** BEGIN Material to process **

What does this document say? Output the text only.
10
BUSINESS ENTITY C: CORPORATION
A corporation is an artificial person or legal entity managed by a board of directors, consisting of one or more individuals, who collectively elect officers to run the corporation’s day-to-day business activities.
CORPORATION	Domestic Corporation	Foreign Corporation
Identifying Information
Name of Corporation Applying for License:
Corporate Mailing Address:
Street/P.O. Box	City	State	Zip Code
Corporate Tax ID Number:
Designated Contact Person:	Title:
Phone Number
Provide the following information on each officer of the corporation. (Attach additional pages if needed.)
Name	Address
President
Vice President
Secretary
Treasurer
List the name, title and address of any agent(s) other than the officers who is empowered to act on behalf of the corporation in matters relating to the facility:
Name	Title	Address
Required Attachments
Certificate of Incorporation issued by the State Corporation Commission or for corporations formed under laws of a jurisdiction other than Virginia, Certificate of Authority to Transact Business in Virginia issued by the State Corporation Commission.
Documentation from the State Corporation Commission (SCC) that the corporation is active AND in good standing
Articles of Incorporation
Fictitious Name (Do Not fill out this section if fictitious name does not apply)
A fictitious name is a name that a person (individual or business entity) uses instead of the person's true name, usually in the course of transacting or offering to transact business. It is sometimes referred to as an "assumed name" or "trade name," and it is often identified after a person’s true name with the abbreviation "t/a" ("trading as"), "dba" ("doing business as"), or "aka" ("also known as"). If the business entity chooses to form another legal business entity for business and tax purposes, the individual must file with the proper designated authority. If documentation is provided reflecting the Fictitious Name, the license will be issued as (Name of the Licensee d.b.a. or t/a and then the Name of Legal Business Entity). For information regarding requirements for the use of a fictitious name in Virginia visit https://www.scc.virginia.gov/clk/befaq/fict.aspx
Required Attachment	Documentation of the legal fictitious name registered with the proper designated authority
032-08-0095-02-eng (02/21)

** END Material to process **

- [What the task asks]:
Copy out all of the records shown above exactly.

- [The result]:
What does this document say? Output the text only.
10
BUSINESS ENTITY C: CORPORATION
A corporation is an artificial person or legal entity managed by a board of directors, consisting of one or more individuals, who collectively elect officers to run the corporation’s day-to-day business activities.
CORPORATION	Domestic Corporation	Foreign Corporation
Identifying Information
Name of Corporation Applying for License:
Corporate Mailing Address:
Street/P.O. Box	City	State	Zip Code
Corporate Tax ID Number:
Designated Contact Person:	Title:
Phone Number
Provide the following information on each officer of the corporation. (Attach additional pages if needed.)
Name	Address
President
Vice President
Secretary
Treasurer
List the name, title and address of any agent(s) other than the officers who is empowered to act on behalf of the corporation in matters relating to the facility:
Name	Title	Address
Required Attachments
Certificate of Incorporation issued by the State Corporation Commission or for corporations formed under laws of a jurisdiction other than Virginia, Certificate of Authority to Transact Business in Virginia issued by the State Corporation Commission.
Documentation from the State Corporation Commission (SCC) that the corporation is active AND in good standing
Articles of Incorporation
Fictitious Name (Do Not fill out this section if fictitious name does not apply)
A fictitious name is a name that a person (individual or business entity) uses instead of the person's true name, usually in the course of transacting or offering to transact business. It is sometimes referred to as an "assumed name" or "trade name," and it is often identified after a person’s true name with the abbreviation "t/a" ("trading as"), "dba" ("doing business as"), or "aka" ("also known as"). If the business entity chooses to form another legal business entity for business and tax purposes, the individual must file with the proper designated authority. If documentation is provided reflecting the Fictitious Name, the license will be issued as (Name of the Licensee d.b.a. or t/a and then the Name of Legal Business Entity). For information regarding requirements for the use of a fictitious name in Virginia visit https://www.scc.virginia.gov/clk/befaq/fict.aspx
Required Attachment	Documentation of the legal fictitious name registered with the proper designated authority
032-08-0095-02-eng (02/21)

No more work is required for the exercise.